**SHORT PROBLEM:** Identify and copy all lines of the material where the string "nFrequency" is found.

**SUPPLIED MATERIAL:**
━━━━━━
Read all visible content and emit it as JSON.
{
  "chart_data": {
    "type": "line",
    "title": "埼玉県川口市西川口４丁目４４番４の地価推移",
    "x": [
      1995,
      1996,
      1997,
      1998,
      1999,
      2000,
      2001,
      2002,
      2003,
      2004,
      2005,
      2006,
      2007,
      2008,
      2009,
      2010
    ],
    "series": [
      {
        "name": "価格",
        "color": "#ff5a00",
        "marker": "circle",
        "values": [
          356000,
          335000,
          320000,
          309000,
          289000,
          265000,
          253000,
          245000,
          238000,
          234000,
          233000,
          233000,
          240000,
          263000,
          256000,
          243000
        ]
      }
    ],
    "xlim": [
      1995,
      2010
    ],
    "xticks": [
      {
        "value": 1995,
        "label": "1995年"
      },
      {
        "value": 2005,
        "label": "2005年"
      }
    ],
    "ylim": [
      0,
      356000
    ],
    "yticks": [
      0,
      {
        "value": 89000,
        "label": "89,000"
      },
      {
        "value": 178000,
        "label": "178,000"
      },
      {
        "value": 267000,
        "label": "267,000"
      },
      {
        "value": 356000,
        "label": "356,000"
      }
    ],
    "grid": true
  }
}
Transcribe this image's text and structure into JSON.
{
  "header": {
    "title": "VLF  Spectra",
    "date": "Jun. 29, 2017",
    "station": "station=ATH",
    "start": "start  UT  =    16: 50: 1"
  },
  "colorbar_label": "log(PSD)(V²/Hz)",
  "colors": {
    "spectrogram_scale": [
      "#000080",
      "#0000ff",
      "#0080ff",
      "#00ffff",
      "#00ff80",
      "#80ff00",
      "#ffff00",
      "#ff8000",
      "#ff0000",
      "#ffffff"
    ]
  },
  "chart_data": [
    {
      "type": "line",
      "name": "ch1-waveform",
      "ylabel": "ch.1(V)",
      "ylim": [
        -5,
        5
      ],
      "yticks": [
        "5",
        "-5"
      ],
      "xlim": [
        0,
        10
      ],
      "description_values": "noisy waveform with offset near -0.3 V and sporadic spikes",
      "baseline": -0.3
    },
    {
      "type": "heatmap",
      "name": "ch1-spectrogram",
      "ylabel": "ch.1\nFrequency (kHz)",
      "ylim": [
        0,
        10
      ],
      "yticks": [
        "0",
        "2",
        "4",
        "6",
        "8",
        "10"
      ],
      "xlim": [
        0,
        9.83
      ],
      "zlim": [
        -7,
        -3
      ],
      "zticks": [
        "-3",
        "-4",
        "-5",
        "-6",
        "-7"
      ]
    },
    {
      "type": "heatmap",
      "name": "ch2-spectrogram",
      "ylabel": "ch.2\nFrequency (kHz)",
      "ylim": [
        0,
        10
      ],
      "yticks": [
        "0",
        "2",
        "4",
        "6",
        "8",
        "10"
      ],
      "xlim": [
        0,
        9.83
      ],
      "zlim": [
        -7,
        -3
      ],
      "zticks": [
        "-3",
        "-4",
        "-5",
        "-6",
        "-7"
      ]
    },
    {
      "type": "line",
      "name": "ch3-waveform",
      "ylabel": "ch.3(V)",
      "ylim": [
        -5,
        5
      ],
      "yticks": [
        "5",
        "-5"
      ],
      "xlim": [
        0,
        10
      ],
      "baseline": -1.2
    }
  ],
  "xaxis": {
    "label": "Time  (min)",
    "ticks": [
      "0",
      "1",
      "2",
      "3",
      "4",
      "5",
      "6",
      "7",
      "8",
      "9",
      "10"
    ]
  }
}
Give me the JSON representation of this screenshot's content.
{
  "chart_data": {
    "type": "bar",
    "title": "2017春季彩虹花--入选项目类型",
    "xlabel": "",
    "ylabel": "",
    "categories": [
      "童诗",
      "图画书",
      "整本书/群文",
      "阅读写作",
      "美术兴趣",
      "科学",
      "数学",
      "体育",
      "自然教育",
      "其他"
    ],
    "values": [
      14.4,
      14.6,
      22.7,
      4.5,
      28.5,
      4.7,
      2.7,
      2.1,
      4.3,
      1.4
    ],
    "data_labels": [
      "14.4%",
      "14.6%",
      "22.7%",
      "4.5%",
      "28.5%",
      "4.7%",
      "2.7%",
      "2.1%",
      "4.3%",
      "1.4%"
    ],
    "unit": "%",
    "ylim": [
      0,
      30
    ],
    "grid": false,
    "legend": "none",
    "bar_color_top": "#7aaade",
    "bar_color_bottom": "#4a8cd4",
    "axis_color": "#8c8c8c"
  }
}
━━━━━━
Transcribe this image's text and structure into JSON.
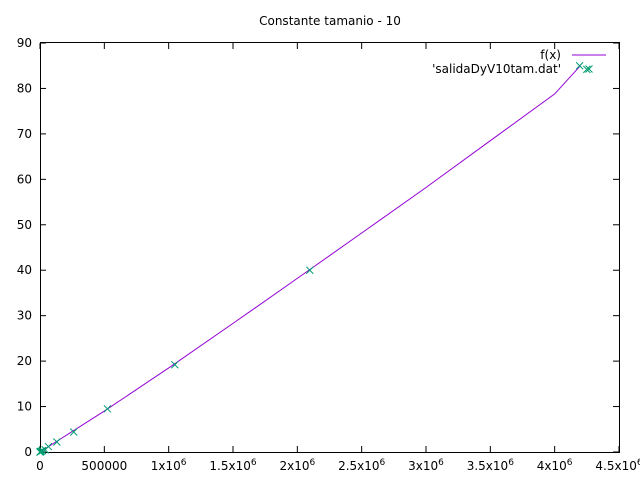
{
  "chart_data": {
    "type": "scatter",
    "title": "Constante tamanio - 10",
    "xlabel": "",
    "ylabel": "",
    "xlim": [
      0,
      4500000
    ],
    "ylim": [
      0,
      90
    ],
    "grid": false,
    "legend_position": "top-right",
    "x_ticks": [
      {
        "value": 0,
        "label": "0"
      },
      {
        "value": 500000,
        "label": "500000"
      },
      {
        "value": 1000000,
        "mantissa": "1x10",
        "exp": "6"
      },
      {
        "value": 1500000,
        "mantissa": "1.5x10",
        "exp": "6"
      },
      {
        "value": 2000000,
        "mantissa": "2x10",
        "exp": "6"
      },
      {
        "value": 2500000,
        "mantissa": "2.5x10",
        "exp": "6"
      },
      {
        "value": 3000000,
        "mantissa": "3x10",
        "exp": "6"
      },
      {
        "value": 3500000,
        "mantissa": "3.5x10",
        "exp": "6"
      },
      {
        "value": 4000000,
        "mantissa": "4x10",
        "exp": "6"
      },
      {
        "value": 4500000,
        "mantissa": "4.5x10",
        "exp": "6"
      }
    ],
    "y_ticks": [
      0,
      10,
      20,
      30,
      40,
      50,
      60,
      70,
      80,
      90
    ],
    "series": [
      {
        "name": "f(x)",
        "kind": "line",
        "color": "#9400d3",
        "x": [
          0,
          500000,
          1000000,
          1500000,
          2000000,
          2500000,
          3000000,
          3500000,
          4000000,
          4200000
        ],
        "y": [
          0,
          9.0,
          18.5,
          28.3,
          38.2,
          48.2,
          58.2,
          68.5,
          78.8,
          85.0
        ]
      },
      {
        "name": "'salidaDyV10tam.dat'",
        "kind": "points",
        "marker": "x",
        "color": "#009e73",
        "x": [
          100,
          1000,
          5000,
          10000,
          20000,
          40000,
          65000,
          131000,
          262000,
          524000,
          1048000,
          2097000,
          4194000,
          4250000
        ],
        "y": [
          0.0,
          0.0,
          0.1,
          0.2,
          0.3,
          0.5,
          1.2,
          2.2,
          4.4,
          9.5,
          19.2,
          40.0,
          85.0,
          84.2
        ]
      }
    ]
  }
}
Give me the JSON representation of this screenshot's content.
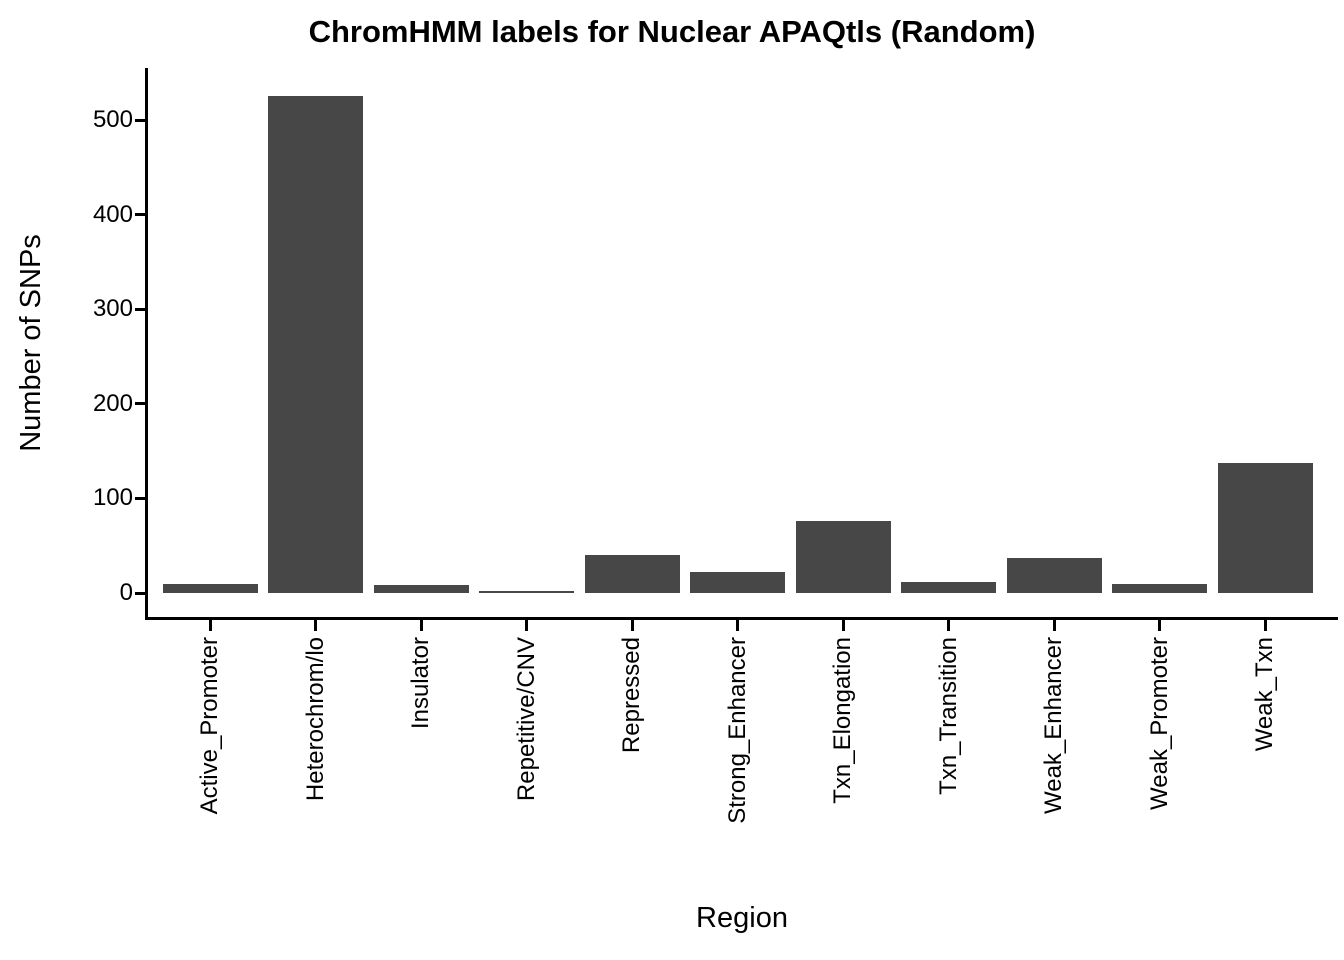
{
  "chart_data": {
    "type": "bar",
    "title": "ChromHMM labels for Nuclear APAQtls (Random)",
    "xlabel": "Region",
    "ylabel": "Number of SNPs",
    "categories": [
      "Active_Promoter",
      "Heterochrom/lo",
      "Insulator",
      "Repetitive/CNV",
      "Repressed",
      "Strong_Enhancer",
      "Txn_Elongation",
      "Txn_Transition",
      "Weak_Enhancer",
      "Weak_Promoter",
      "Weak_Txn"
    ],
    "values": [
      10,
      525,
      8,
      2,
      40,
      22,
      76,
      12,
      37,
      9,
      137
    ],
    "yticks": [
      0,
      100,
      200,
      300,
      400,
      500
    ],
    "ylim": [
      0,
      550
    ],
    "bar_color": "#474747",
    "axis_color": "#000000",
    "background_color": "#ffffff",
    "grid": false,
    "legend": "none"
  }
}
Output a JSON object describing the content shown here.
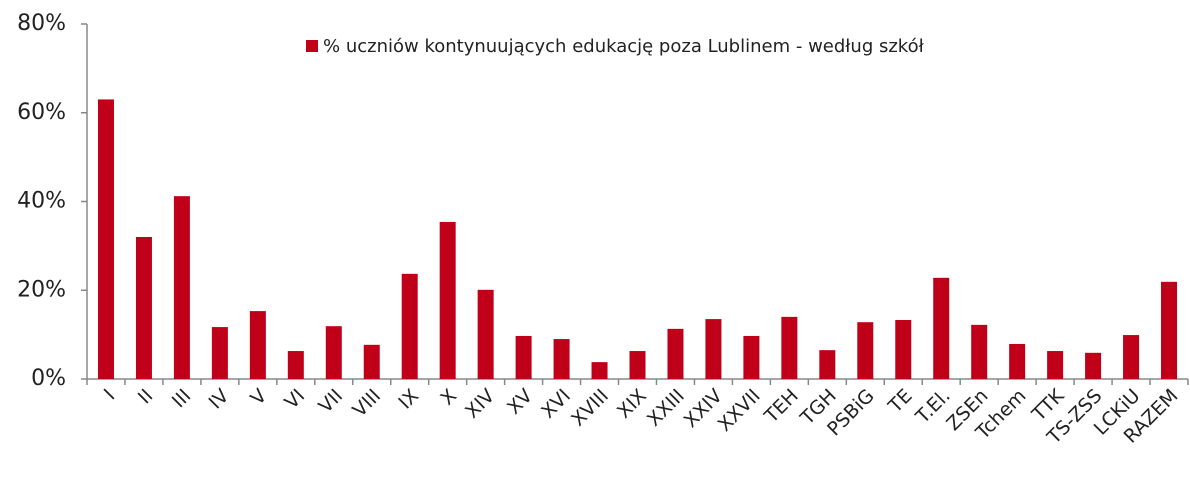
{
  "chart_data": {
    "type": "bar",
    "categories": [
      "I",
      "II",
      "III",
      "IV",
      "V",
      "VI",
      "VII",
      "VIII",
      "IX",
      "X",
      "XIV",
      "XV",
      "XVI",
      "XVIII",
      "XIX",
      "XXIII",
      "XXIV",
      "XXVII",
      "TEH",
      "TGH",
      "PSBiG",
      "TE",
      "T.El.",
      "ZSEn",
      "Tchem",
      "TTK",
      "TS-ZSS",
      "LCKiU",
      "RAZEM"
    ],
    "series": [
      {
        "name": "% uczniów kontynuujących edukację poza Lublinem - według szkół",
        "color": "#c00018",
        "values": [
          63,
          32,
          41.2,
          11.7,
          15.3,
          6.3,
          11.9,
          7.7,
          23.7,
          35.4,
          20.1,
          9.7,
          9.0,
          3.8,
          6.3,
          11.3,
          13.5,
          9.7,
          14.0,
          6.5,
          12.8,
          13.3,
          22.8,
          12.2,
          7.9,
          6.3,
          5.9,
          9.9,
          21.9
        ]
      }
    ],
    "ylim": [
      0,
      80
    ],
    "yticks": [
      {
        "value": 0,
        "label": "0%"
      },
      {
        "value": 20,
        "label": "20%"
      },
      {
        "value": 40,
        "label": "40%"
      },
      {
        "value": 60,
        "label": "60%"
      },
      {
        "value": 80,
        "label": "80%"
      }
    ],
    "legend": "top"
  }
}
━━━━━━
**CORRECT ANSWER:**
      "ylabel": "ch.1\nFrequency (kHz)",
      "ylabel": "ch.2\nFrequency (kHz)",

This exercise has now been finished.